● What is being asked:
Go through the data below. List every line that holds the word "electromagnetic".

[Start Available data]

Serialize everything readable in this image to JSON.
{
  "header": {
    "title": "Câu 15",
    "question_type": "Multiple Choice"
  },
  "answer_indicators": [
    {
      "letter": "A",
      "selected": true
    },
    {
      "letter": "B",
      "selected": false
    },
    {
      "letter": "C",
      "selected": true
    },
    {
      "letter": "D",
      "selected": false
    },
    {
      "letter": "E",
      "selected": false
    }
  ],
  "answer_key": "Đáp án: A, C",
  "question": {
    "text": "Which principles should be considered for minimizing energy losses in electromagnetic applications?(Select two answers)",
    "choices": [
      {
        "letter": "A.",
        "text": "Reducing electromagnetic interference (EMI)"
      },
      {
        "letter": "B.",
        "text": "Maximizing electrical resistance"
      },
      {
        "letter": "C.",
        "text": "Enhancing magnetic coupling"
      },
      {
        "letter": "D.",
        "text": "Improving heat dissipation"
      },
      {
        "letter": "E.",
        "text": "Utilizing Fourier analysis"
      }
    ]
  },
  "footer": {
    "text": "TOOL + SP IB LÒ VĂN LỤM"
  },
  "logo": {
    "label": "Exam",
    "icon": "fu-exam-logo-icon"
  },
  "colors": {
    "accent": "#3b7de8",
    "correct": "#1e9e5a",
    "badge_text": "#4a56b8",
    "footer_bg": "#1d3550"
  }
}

[End Available data]

● Final result:
    "text": "Which principles should be considered for minimizing energy losses in electromagnetic applications?(Select two answers)",
        "text": "Reducing electromagnetic interference (EMI)"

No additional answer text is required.